(Given exercise):
Exactly reproduce each entry, leaving out nothing.

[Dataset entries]

[Begin]

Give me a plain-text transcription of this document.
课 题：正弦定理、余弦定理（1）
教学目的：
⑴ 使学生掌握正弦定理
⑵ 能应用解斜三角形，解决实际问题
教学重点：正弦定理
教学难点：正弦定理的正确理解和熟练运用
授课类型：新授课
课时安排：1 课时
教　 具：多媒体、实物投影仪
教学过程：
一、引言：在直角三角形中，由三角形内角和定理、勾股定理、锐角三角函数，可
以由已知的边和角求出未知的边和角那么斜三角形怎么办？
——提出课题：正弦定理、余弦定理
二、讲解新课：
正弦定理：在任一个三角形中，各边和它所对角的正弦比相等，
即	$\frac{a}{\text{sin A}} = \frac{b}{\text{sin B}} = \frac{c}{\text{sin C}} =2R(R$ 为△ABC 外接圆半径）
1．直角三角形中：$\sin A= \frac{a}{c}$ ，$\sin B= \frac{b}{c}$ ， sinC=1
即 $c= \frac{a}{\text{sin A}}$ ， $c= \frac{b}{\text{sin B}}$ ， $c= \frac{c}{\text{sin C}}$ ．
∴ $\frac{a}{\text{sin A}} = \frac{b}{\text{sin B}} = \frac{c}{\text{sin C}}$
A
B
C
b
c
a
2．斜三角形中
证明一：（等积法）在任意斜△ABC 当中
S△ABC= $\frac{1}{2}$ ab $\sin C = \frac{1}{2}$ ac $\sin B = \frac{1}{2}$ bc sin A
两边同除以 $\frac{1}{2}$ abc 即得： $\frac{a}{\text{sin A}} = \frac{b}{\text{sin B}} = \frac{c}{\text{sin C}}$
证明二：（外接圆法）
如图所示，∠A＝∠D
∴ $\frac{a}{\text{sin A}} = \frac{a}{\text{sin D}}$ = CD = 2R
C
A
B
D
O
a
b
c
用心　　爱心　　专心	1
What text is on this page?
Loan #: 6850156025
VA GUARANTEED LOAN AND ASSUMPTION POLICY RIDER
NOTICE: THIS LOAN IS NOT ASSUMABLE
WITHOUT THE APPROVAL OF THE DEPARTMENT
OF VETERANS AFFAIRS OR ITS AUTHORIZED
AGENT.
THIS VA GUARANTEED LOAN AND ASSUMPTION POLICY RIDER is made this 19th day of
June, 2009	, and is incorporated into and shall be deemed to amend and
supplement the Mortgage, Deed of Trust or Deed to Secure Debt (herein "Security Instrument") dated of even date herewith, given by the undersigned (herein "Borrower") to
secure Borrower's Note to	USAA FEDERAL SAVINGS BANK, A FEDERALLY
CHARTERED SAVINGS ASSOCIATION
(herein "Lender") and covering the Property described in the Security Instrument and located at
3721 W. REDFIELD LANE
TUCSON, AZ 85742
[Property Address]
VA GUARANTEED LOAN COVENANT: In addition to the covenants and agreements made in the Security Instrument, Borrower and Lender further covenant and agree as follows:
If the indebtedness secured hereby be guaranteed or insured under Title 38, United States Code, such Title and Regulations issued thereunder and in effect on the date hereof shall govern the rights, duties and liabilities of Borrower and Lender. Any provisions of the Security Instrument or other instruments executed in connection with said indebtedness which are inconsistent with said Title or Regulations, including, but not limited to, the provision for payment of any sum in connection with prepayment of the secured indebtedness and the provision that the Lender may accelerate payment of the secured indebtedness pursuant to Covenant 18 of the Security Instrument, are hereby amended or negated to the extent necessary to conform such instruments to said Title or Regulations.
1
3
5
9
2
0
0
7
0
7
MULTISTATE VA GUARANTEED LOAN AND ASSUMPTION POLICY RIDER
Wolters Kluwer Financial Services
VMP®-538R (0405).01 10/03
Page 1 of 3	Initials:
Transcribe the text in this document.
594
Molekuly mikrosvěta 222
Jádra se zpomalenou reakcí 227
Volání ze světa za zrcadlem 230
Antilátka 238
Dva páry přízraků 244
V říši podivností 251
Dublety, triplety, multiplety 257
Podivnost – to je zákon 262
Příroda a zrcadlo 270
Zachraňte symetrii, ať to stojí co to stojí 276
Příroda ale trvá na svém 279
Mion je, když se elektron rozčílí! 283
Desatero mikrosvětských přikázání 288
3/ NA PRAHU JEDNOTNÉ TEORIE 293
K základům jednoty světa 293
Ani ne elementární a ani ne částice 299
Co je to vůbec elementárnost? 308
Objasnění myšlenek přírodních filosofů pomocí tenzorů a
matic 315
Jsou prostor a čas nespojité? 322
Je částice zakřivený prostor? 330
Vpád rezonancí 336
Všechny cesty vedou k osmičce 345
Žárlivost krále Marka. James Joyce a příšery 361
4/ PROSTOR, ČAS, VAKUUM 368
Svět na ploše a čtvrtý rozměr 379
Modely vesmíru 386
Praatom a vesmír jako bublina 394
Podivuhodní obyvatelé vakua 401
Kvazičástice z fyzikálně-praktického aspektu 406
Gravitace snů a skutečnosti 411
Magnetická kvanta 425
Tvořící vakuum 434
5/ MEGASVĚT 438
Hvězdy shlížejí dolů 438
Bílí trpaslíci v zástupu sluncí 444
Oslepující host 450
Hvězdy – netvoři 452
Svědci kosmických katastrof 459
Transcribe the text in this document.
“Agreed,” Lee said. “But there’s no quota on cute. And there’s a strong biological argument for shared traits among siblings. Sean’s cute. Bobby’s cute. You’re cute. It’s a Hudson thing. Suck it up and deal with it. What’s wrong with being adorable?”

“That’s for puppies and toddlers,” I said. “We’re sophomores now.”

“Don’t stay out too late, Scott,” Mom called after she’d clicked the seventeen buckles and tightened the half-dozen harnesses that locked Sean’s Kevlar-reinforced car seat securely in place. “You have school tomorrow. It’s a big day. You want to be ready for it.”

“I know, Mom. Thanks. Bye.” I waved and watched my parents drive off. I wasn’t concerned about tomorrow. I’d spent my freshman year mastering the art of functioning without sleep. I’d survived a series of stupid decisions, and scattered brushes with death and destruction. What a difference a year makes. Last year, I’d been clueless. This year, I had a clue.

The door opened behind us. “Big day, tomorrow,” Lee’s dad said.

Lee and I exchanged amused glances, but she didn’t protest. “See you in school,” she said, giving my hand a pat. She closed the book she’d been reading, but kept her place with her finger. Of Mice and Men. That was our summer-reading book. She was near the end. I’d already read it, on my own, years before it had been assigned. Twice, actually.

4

[End]

(Correct output):
Give me a plain-text transcription of this document.
课 题：正弦定理、余弦定理（1）
教学目的：
⑴ 使学生掌握正弦定理
⑵ 能应用解斜三角形，解决实际问题
教学重点：正弦定理
教学难点：正弦定理的正确理解和熟练运用
授课类型：新授课
课时安排：1 课时
教　 具：多媒体、实物投影仪
教学过程：
一、引言：在直角三角形中，由三角形内角和定理、勾股定理、锐角三角函数，可
以由已知的边和角求出未知的边和角那么斜三角形怎么办？
——提出课题：正弦定理、余弦定理
二、讲解新课：
正弦定理：在任一个三角形中，各边和它所对角的正弦比相等，
即	$\frac{a}{\text{sin A}} = \frac{b}{\text{sin B}} = \frac{c}{\text{sin C}} =2R(R$ 为△ABC 外接圆半径）
1．直角三角形中：$\sin A= \frac{a}{c}$ ，$\sin B= \frac{b}{c}$ ， sinC=1
即 $c= \frac{a}{\text{sin A}}$ ， $c= \frac{b}{\text{sin B}}$ ， $c= \frac{c}{\text{sin C}}$ ．
∴ $\frac{a}{\text{sin A}} = \frac{b}{\text{sin B}} = \frac{c}{\text{sin C}}$
A
B
C
b
c
a
2．斜三角形中
证明一：（等积法）在任意斜△ABC 当中
S△ABC= $\frac{1}{2}$ ab $\sin C = \frac{1}{2}$ ac $\sin B = \frac{1}{2}$ bc sin A
两边同除以 $\frac{1}{2}$ abc 即得： $\frac{a}{\text{sin A}} = \frac{b}{\text{sin B}} = \frac{c}{\text{sin C}}$
证明二：（外接圆法）
如图所示，∠A＝∠D
∴ $\frac{a}{\text{sin A}} = \frac{a}{\text{sin D}}$ = CD = 2R
C
A
B
D
O
a
b
c
用心　　爱心　　专心	1
What text is on this page?
Loan #: 6850156025
VA GUARANTEED LOAN AND ASSUMPTION POLICY RIDER
NOTICE: THIS LOAN IS NOT ASSUMABLE
WITHOUT THE APPROVAL OF THE DEPARTMENT
OF VETERANS AFFAIRS OR ITS AUTHORIZED
AGENT.
THIS VA GUARANTEED LOAN AND ASSUMPTION POLICY RIDER is made this 19th day of
June, 2009	, and is incorporated into and shall be deemed to amend and
supplement the Mortgage, Deed of Trust or Deed to Secure Debt (herein "Security Instrument") dated of even date herewith, given by the undersigned (herein "Borrower") to
secure Borrower's Note to	USAA FEDERAL SAVINGS BANK, A FEDERALLY
CHARTERED SAVINGS ASSOCIATION
(herein "Lender") and covering the Property described in the Security Instrument and located at
3721 W. REDFIELD LANE
TUCSON, AZ 85742
[Property Address]
VA GUARANTEED LOAN COVENANT: In addition to the covenants and agreements made in the Security Instrument, Borrower and Lender further covenant and agree as follows:
If the indebtedness secured hereby be guaranteed or insured under Title 38, United States Code, such Title and Regulations issued thereunder and in effect on the date hereof shall govern the rights, duties and liabilities of Borrower and Lender. Any provisions of the Security Instrument or other instruments executed in connection with said indebtedness which are inconsistent with said Title or Regulations, including, but not limited to, the provision for payment of any sum in connection with prepayment of the secured indebtedness and the provision that the Lender may accelerate payment of the secured indebtedness pursuant to Covenant 18 of the Security Instrument, are hereby amended or negated to the extent necessary to conform such instruments to said Title or Regulations.
1
3
5
9
2
0
0
7
0
7
MULTISTATE VA GUARANTEED LOAN AND ASSUMPTION POLICY RIDER
Wolters Kluwer Financial Services
VMP®-538R (0405).01 10/03
Page 1 of 3	Initials:
Transcribe the text in this document.
594
Molekuly mikrosvěta 222
Jádra se zpomalenou reakcí 227
Volání ze světa za zrcadlem 230
Antilátka 238
Dva páry přízraků 244
V říši podivností 251
Dublety, triplety, multiplety 257
Podivnost – to je zákon 262
Příroda a zrcadlo 270
Zachraňte symetrii, ať to stojí co to stojí 276
Příroda ale trvá na svém 279
Mion je, když se elektron rozčílí! 283
Desatero mikrosvětských přikázání 288
3/ NA PRAHU JEDNOTNÉ TEORIE 293
K základům jednoty světa 293
Ani ne elementární a ani ne částice 299
Co je to vůbec elementárnost? 308
Objasnění myšlenek přírodních filosofů pomocí tenzorů a
matic 315
Jsou prostor a čas nespojité? 322
Je částice zakřivený prostor? 330
Vpád rezonancí 336
Všechny cesty vedou k osmičce 345
Žárlivost krále Marka. James Joyce a příšery 361
4/ PROSTOR, ČAS, VAKUUM 368
Svět na ploše a čtvrtý rozměr 379
Modely vesmíru 386
Praatom a vesmír jako bublina 394
Podivuhodní obyvatelé vakua 401
Kvazičástice z fyzikálně-praktického aspektu 406
Gravitace snů a skutečnosti 411
Magnetická kvanta 425
Tvořící vakuum 434
5/ MEGASVĚT 438
Hvězdy shlížejí dolů 438
Bílí trpaslíci v zástupu sluncí 444
Oslepující host 450
Hvězdy – netvoři 452
Svědci kosmických katastrof 459
Transcribe the text in this document.
“Agreed,” Lee said. “But there’s no quota on cute. And there’s a strong biological argument for shared traits among siblings. Sean’s cute. Bobby’s cute. You’re cute. It’s a Hudson thing. Suck it up and deal with it. What’s wrong with being adorable?”

“That’s for puppies and toddlers,” I said. “We’re sophomores now.”

“Don’t stay out too late, Scott,” Mom called after she’d clicked the seventeen buckles and tightened the half-dozen harnesses that locked Sean’s Kevlar-reinforced car seat securely in place. “You have school tomorrow. It’s a big day. You want to be ready for it.”

“I know, Mom. Thanks. Bye.” I waved and watched my parents drive off. I wasn’t concerned about tomorrow. I’d spent my freshman year mastering the art of functioning without sleep. I’d survived a series of stupid decisions, and scattered brushes with death and destruction. What a difference a year makes. Last year, I’d been clueless. This year, I had a clue.

The door opened behind us. “Big day, tomorrow,” Lee’s dad said.

Lee and I exchanged amused glances, but she didn’t protest. “See you in school,” she said, giving my hand a pat. She closed the book she’d been reading, but kept her place with her finger. Of Mice and Men. That was our summer-reading book. She was near the end. I’d already read it, on my own, years before it had been assigned. Twice, actually.

4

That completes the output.